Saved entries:
————

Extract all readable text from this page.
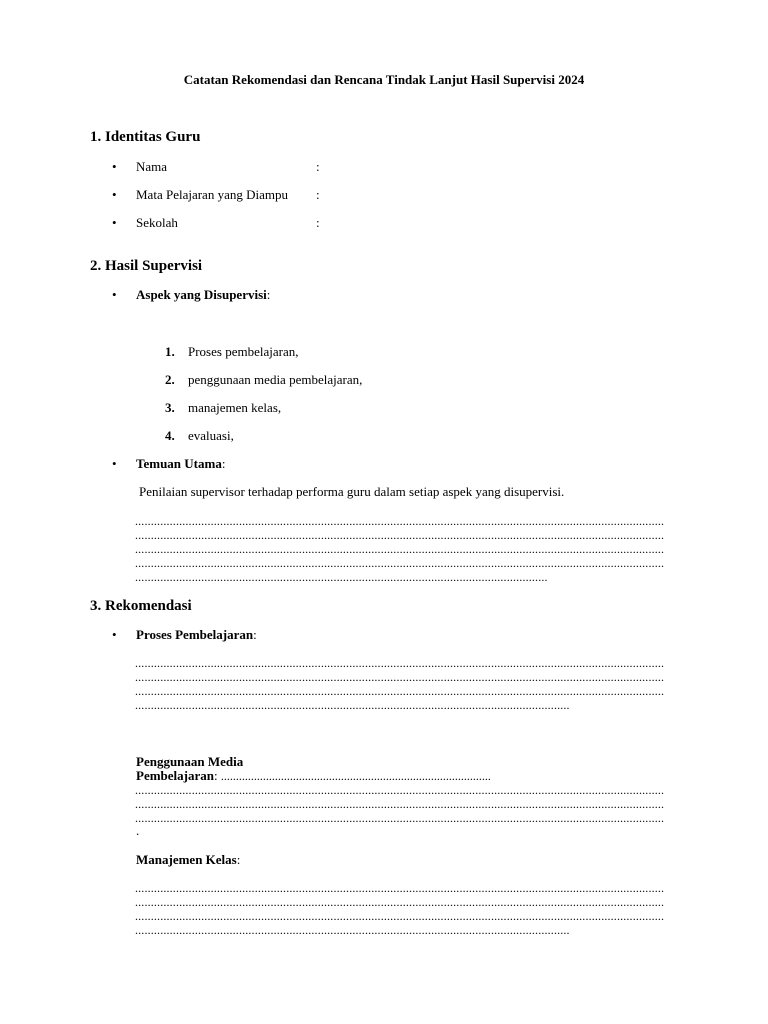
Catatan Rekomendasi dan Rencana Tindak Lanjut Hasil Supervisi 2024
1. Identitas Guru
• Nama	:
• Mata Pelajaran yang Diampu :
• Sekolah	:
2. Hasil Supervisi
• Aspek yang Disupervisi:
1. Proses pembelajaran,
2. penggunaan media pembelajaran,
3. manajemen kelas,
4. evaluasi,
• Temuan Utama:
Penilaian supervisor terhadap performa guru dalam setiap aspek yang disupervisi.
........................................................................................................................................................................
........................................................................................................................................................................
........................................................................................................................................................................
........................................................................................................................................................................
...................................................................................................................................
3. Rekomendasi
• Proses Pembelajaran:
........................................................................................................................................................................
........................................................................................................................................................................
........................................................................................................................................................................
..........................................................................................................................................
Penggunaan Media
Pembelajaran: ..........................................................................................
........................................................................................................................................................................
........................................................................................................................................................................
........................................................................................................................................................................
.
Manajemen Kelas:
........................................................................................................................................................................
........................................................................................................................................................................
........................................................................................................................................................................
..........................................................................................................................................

————

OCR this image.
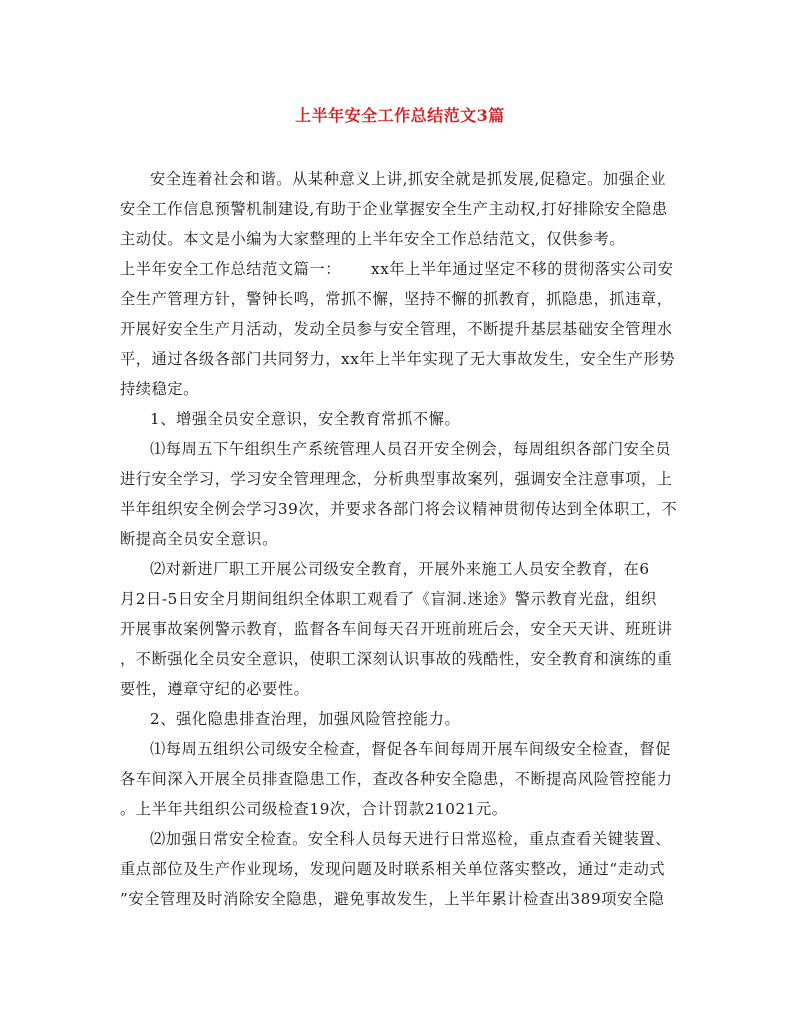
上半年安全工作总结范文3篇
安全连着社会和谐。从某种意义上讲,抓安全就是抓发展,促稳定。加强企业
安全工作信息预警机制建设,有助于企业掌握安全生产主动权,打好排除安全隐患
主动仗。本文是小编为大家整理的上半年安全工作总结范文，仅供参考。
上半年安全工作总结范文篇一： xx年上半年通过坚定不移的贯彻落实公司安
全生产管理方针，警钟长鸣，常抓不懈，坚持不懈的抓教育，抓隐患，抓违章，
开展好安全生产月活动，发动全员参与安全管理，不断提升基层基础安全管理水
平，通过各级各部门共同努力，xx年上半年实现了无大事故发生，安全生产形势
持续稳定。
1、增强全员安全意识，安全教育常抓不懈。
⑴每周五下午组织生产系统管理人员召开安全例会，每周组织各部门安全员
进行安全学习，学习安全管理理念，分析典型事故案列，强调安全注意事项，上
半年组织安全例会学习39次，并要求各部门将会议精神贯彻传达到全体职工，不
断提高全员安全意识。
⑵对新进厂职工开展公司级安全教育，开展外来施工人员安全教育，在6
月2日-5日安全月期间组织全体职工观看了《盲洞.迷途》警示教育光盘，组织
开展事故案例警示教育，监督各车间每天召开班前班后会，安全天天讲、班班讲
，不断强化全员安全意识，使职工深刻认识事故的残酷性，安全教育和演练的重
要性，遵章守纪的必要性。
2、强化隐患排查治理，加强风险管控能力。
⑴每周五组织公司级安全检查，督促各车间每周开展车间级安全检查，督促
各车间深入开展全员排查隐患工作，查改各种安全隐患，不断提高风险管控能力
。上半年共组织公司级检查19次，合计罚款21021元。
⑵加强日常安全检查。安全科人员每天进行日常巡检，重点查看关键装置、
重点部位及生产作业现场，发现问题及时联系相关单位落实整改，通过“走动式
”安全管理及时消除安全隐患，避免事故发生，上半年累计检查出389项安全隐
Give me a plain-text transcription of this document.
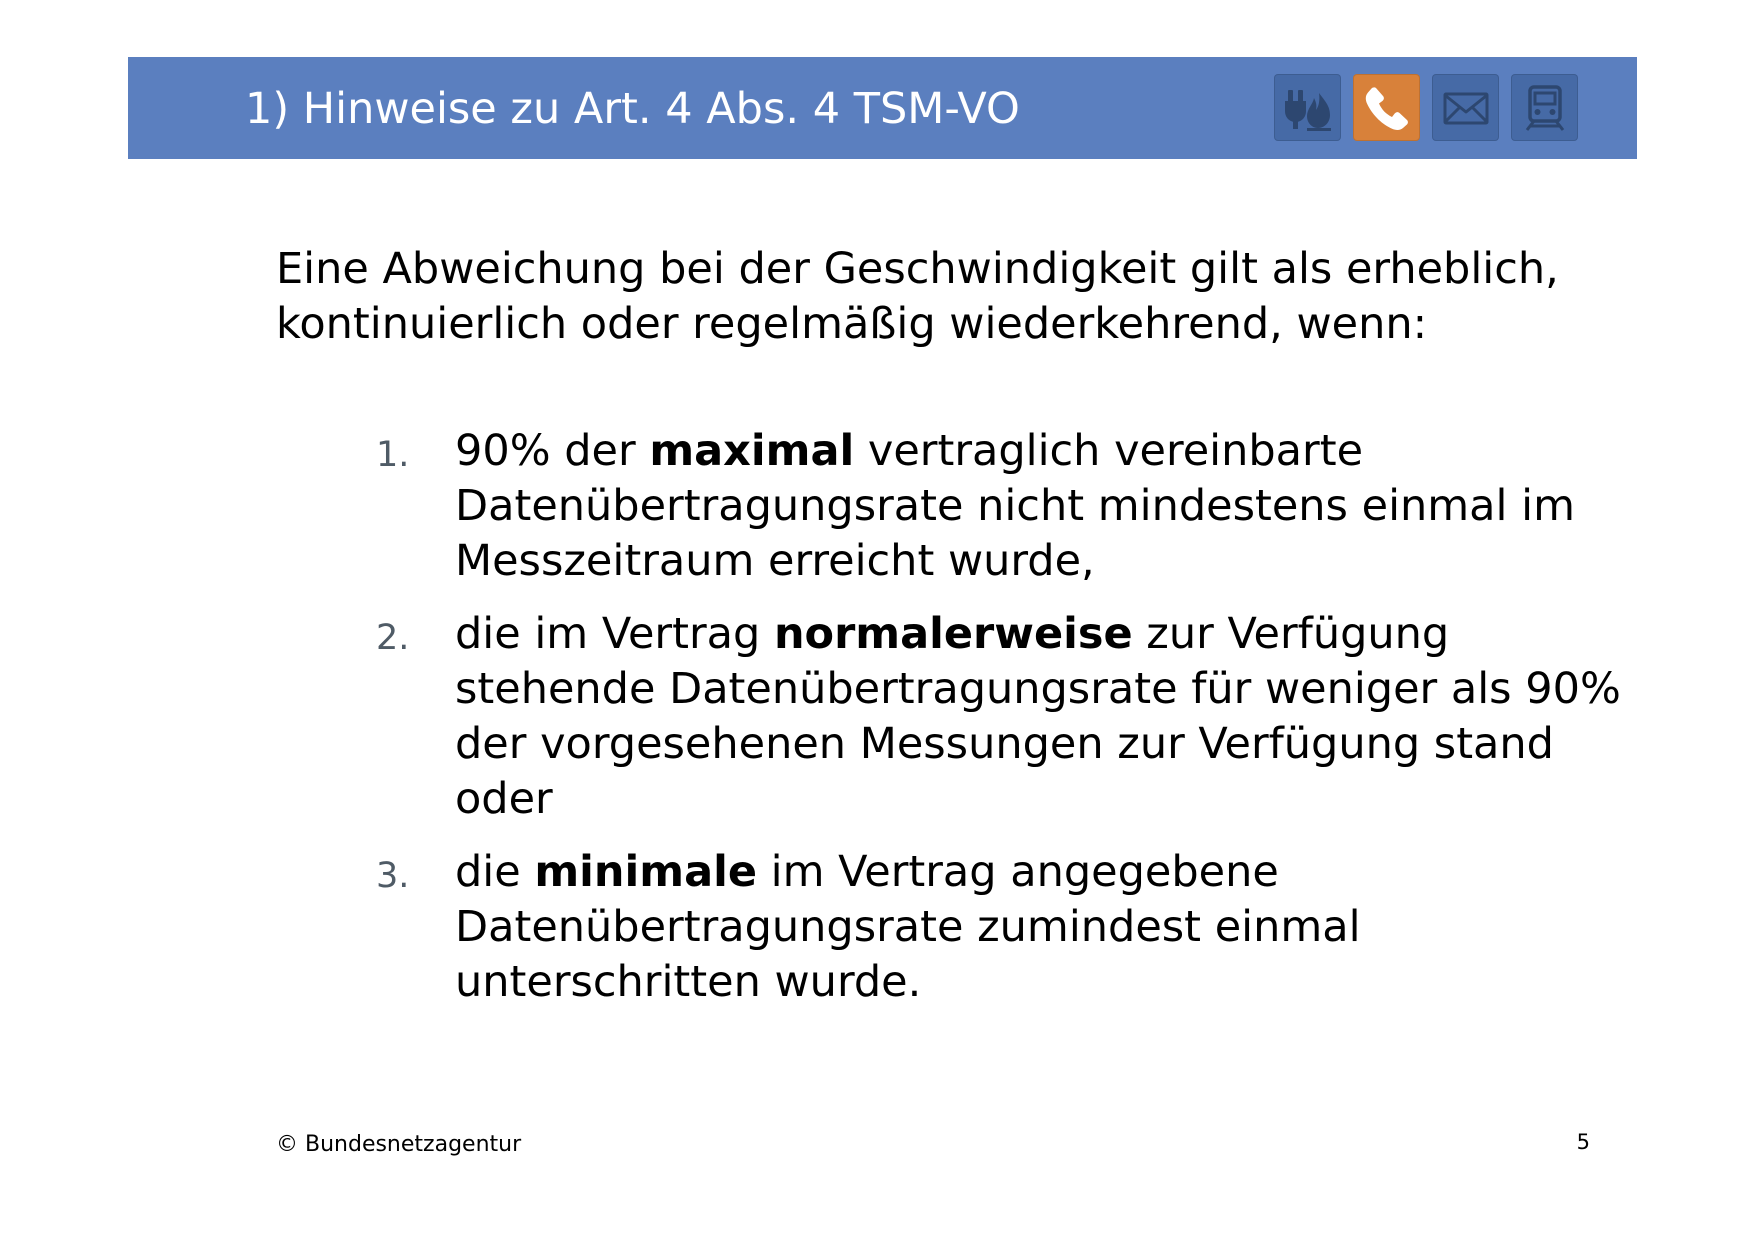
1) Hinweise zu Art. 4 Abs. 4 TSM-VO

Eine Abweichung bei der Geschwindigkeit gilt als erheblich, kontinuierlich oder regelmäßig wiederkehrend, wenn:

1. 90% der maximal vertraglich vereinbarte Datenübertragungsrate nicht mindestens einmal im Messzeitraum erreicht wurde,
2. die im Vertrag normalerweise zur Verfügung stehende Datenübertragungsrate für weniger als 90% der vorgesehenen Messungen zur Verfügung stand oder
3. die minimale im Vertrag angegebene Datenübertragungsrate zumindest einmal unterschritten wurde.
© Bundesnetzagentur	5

————

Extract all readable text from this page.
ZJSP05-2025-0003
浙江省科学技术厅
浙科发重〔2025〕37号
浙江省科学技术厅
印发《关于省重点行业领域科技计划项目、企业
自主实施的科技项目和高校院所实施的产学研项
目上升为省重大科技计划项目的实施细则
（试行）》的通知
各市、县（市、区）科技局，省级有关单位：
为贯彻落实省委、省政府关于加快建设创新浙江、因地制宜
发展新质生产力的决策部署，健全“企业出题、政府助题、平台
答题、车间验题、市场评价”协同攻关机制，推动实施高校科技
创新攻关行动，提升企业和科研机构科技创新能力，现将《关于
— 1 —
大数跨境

————

Problem details:
In the material above, show every line where the word "Datenübertragungsrate" turns up.

Answer below:
1. 90% der maximal vertraglich vereinbarte Datenübertragungsrate nicht mindestens einmal im Messzeitraum erreicht wurde,
2. die im Vertrag normalerweise zur Verfügung stehende Datenübertragungsrate für weniger als 90% der vorgesehenen Messungen zur Verfügung stand oder
3. die minimale im Vertrag angegebene Datenübertragungsrate zumindest einmal unterschritten wurde.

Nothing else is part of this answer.